» **Work required**: Retype each record below word for word. Leave the pictures out.

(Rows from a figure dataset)
▼▼▼

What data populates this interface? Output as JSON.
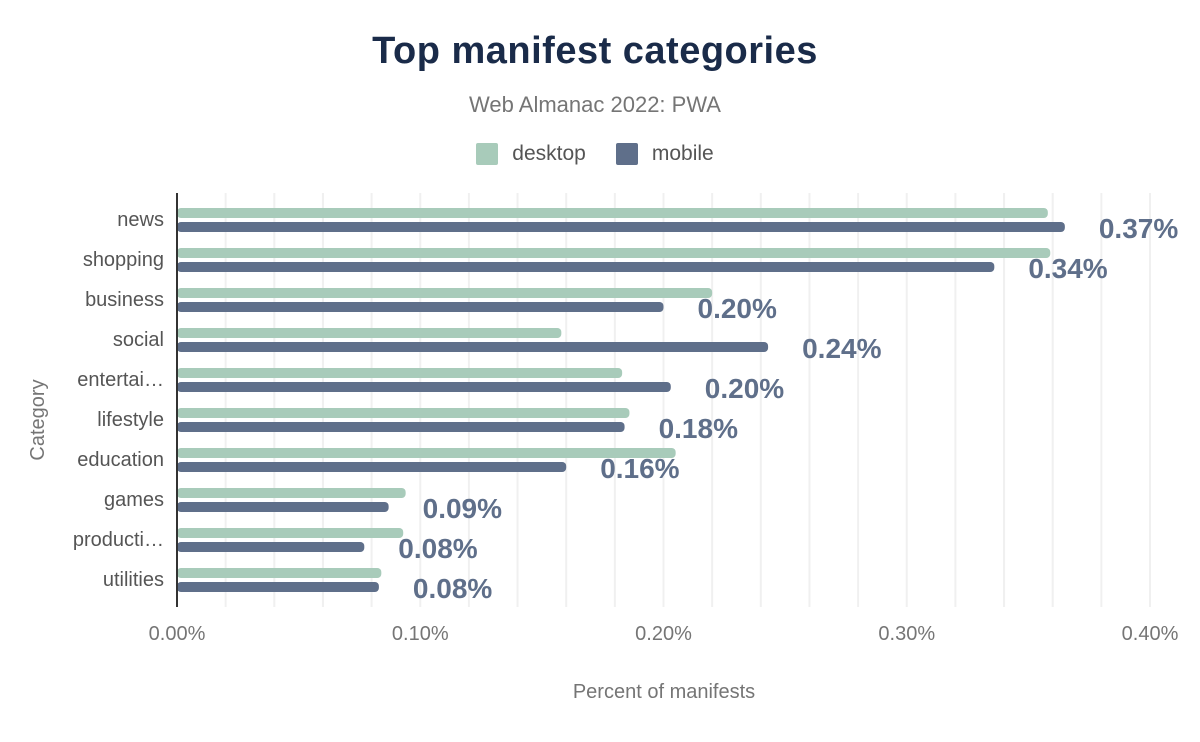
{
  "chart_data": {
    "type": "bar",
    "orientation": "horizontal",
    "title": "Top manifest categories",
    "subtitle": "Web Almanac 2022: PWA",
    "xlabel": "Percent of manifests",
    "ylabel": "Category",
    "xlim": [
      0,
      0.4
    ],
    "x_ticks": [
      "0.00%",
      "0.10%",
      "0.20%",
      "0.30%",
      "0.40%"
    ],
    "grid": true,
    "legend_position": "top",
    "categories": [
      "news",
      "shopping",
      "business",
      "social",
      "entertai…",
      "lifestyle",
      "education",
      "games",
      "producti…",
      "utilities"
    ],
    "series": [
      {
        "name": "desktop",
        "color": "#a8cbba",
        "values": [
          0.358,
          0.359,
          0.22,
          0.158,
          0.183,
          0.186,
          0.205,
          0.094,
          0.093,
          0.084
        ]
      },
      {
        "name": "mobile",
        "color": "#5f6f8a",
        "values": [
          0.365,
          0.336,
          0.2,
          0.243,
          0.203,
          0.184,
          0.16,
          0.087,
          0.077,
          0.083
        ],
        "data_labels": [
          "0.37%",
          "0.34%",
          "0.20%",
          "0.24%",
          "0.20%",
          "0.18%",
          "0.16%",
          "0.09%",
          "0.08%",
          "0.08%"
        ]
      }
    ]
  }
}
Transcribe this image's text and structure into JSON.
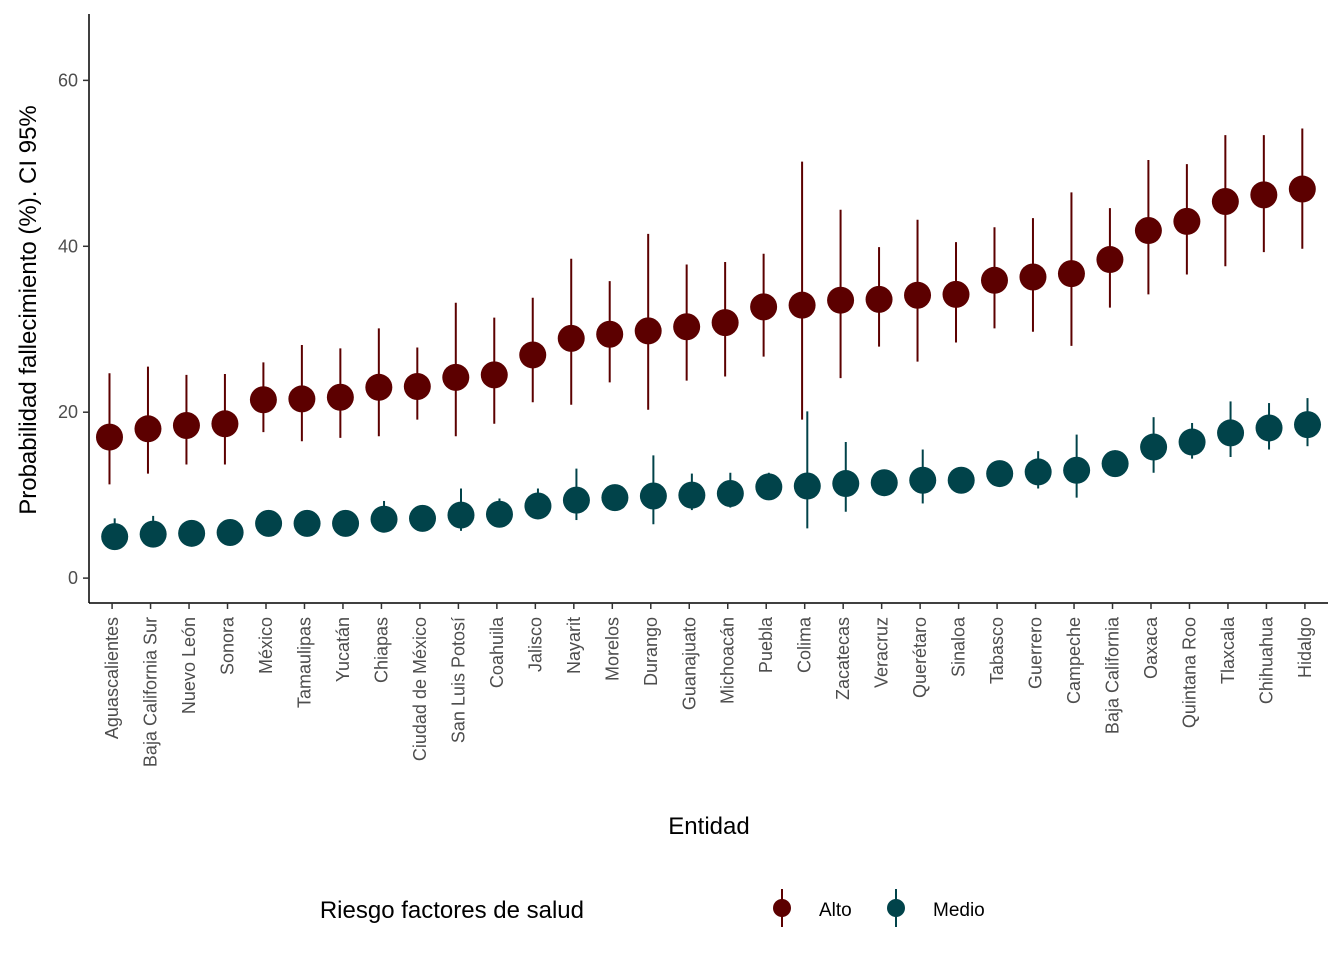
{
  "chart_data": {
    "type": "scatter",
    "subtype": "pointrange",
    "title": "",
    "xlabel": "Entidad",
    "ylabel": "Probabilidad fallecimiento (%). CI 95%",
    "ylim": [
      -3,
      68
    ],
    "yticks": [
      0,
      20,
      40,
      60
    ],
    "grid": false,
    "legend": {
      "title": "Riesgo factores de salud",
      "placement": "bottom"
    },
    "categories": [
      "Aguascalientes",
      "Baja California Sur",
      "Nuevo León",
      "Sonora",
      "México",
      "Tamaulipas",
      "Yucatán",
      "Chiapas",
      "Ciudad de México",
      "San Luis Potosí",
      "Coahuila",
      "Jalisco",
      "Nayarit",
      "Morelos",
      "Durango",
      "Guanajuato",
      "Michoacán",
      "Puebla",
      "Colima",
      "Zacatecas",
      "Veracruz",
      "Querétaro",
      "Sinaloa",
      "Tabasco",
      "Guerrero",
      "Campeche",
      "Baja California",
      "Oaxaca",
      "Quintana Roo",
      "Tlaxcala",
      "Chihuahua",
      "Hidalgo"
    ],
    "series": [
      {
        "name": "Alto",
        "color": "#5c0000",
        "values": [
          17.0,
          18.0,
          18.4,
          18.6,
          21.5,
          21.6,
          21.8,
          23.0,
          23.1,
          24.2,
          24.5,
          26.9,
          28.9,
          29.4,
          29.8,
          30.3,
          30.8,
          32.7,
          32.9,
          33.5,
          33.6,
          34.1,
          34.2,
          35.9,
          36.3,
          36.7,
          38.4,
          41.9,
          43.0,
          45.4,
          46.2,
          46.9
        ],
        "lower": [
          11.3,
          12.6,
          13.7,
          13.7,
          17.6,
          16.5,
          16.9,
          17.1,
          19.1,
          17.1,
          18.6,
          21.2,
          20.9,
          23.6,
          20.3,
          23.8,
          24.3,
          26.7,
          19.1,
          24.1,
          27.9,
          26.1,
          28.4,
          30.1,
          29.7,
          28.0,
          32.6,
          34.2,
          36.6,
          37.6,
          39.3,
          39.7
        ],
        "upper": [
          24.7,
          25.5,
          24.5,
          24.6,
          26.0,
          28.1,
          27.7,
          30.1,
          27.8,
          33.2,
          31.4,
          33.8,
          38.5,
          35.8,
          41.5,
          37.8,
          38.1,
          39.1,
          50.2,
          44.4,
          39.9,
          43.2,
          40.5,
          42.3,
          43.4,
          46.5,
          44.6,
          50.4,
          49.9,
          53.4,
          53.4,
          54.2
        ]
      },
      {
        "name": "Medio",
        "color": "#01434a",
        "values": [
          5.0,
          5.3,
          5.4,
          5.5,
          6.6,
          6.6,
          6.6,
          7.1,
          7.2,
          7.6,
          7.7,
          8.7,
          9.4,
          9.7,
          9.9,
          10.0,
          10.2,
          11.0,
          11.1,
          11.4,
          11.5,
          11.8,
          11.8,
          12.6,
          12.8,
          13.0,
          13.8,
          15.8,
          16.4,
          17.5,
          18.1,
          18.5
        ],
        "lower": [
          4.0,
          4.4,
          4.7,
          4.8,
          5.7,
          5.9,
          5.8,
          6.1,
          6.3,
          5.7,
          6.5,
          7.4,
          7.0,
          8.3,
          6.5,
          8.2,
          8.5,
          9.6,
          6.0,
          8.0,
          10.3,
          9.0,
          10.6,
          11.3,
          10.8,
          9.7,
          12.6,
          12.7,
          14.4,
          14.6,
          15.5,
          15.9
        ],
        "upper": [
          7.2,
          7.5,
          6.4,
          6.3,
          7.5,
          7.6,
          7.6,
          9.3,
          8.4,
          10.8,
          9.6,
          10.8,
          13.2,
          11.0,
          14.8,
          12.6,
          12.7,
          12.7,
          20.1,
          16.4,
          13.0,
          15.5,
          13.2,
          13.9,
          15.3,
          17.3,
          15.4,
          19.4,
          18.7,
          21.3,
          21.1,
          21.7
        ]
      }
    ]
  }
}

▲▲▲

» **Solved exercise**:
What data populates this interface? Output as JSON.
{
  "chart_data": {
    "type": "bar",
    "orientation": "horizontal",
    "title": "Top manifest categories",
    "subtitle": "Web Almanac 2022: PWA",
    "xlabel": "Percent of manifests",
    "ylabel": "Category",
    "xlim": [
      0,
      0.4
    ],
    "x_ticks": [
      "0.00%",
      "0.10%",
      "0.20%",
      "0.30%",
      "0.40%"
    ],
    "grid": true,
    "legend_position": "top",
    "categories": [
      "news",
      "shopping",
      "business",
      "social",
      "entertai…",
      "lifestyle",
      "education",
      "games",
      "producti…",
      "utilities"
    ],
    "series": [
      {
        "name": "desktop",
        "color": "#a8cbba",
        "values": [
          0.358,
          0.359,
          0.22,
          0.158,
          0.183,
          0.186,
          0.205,
          0.094,
          0.093,
          0.084
        ]
      },
      {
        "name": "mobile",
        "color": "#5f6f8a",
        "values": [
          0.365,
          0.336,
          0.2,
          0.243,
          0.203,
          0.184,
          0.16,
          0.087,
          0.077,
          0.083
        ],
        "data_labels": [
          "0.37%",
          "0.34%",
          "0.20%",
          "0.24%",
          "0.20%",
          "0.18%",
          "0.16%",
          "0.09%",
          "0.08%",
          "0.08%"
        ]
      }
    ]
  }
}
Transcribe this image's text and structure into JSON.
{
  "chart_data": {
    "type": "scatter",
    "subtype": "pointrange",
    "title": "",
    "xlabel": "Entidad",
    "ylabel": "Probabilidad fallecimiento (%). CI 95%",
    "ylim": [
      -3,
      68
    ],
    "yticks": [
      0,
      20,
      40,
      60
    ],
    "grid": false,
    "legend": {
      "title": "Riesgo factores de salud",
      "placement": "bottom"
    },
    "categories": [
      "Aguascalientes",
      "Baja California Sur",
      "Nuevo León",
      "Sonora",
      "México",
      "Tamaulipas",
      "Yucatán",
      "Chiapas",
      "Ciudad de México",
      "San Luis Potosí",
      "Coahuila",
      "Jalisco",
      "Nayarit",
      "Morelos",
      "Durango",
      "Guanajuato",
      "Michoacán",
      "Puebla",
      "Colima",
      "Zacatecas",
      "Veracruz",
      "Querétaro",
      "Sinaloa",
      "Tabasco",
      "Guerrero",
      "Campeche",
      "Baja California",
      "Oaxaca",
      "Quintana Roo",
      "Tlaxcala",
      "Chihuahua",
      "Hidalgo"
    ],
    "series": [
      {
        "name": "Alto",
        "color": "#5c0000",
        "values": [
          17.0,
          18.0,
          18.4,
          18.6,
          21.5,
          21.6,
          21.8,
          23.0,
          23.1,
          24.2,
          24.5,
          26.9,
          28.9,
          29.4,
          29.8,
          30.3,
          30.8,
          32.7,
          32.9,
          33.5,
          33.6,
          34.1,
          34.2,
          35.9,
          36.3,
          36.7,
          38.4,
          41.9,
          43.0,
          45.4,
          46.2,
          46.9
        ],
        "lower": [
          11.3,
          12.6,
          13.7,
          13.7,
          17.6,
          16.5,
          16.9,
          17.1,
          19.1,
          17.1,
          18.6,
          21.2,
          20.9,
          23.6,
          20.3,
          23.8,
          24.3,
          26.7,
          19.1,
          24.1,
          27.9,
          26.1,
          28.4,
          30.1,
          29.7,
          28.0,
          32.6,
          34.2,
          36.6,
          37.6,
          39.3,
          39.7
        ],
        "upper": [
          24.7,
          25.5,
          24.5,
          24.6,
          26.0,
          28.1,
          27.7,
          30.1,
          27.8,
          33.2,
          31.4,
          33.8,
          38.5,
          35.8,
          41.5,
          37.8,
          38.1,
          39.1,
          50.2,
          44.4,
          39.9,
          43.2,
          40.5,
          42.3,
          43.4,
          46.5,
          44.6,
          50.4,
          49.9,
          53.4,
          53.4,
          54.2
        ]
      },
      {
        "name": "Medio",
        "color": "#01434a",
        "values": [
          5.0,
          5.3,
          5.4,
          5.5,
          6.6,
          6.6,
          6.6,
          7.1,
          7.2,
          7.6,
          7.7,
          8.7,
          9.4,
          9.7,
          9.9,
          10.0,
          10.2,
          11.0,
          11.1,
          11.4,
          11.5,
          11.8,
          11.8,
          12.6,
          12.8,
          13.0,
          13.8,
          15.8,
          16.4,
          17.5,
          18.1,
          18.5
        ],
        "lower": [
          4.0,
          4.4,
          4.7,
          4.8,
          5.7,
          5.9,
          5.8,
          6.1,
          6.3,
          5.7,
          6.5,
          7.4,
          7.0,
          8.3,
          6.5,
          8.2,
          8.5,
          9.6,
          6.0,
          8.0,
          10.3,
          9.0,
          10.6,
          11.3,
          10.8,
          9.7,
          12.6,
          12.7,
          14.4,
          14.6,
          15.5,
          15.9
        ],
        "upper": [
          7.2,
          7.5,
          6.4,
          6.3,
          7.5,
          7.6,
          7.6,
          9.3,
          8.4,
          10.8,
          9.6,
          10.8,
          13.2,
          11.0,
          14.8,
          12.6,
          12.7,
          12.7,
          20.1,
          16.4,
          13.0,
          15.5,
          13.2,
          13.9,
          15.3,
          17.3,
          15.4,
          19.4,
          18.7,
          21.3,
          21.1,
          21.7
        ]
      }
    ]
  }
}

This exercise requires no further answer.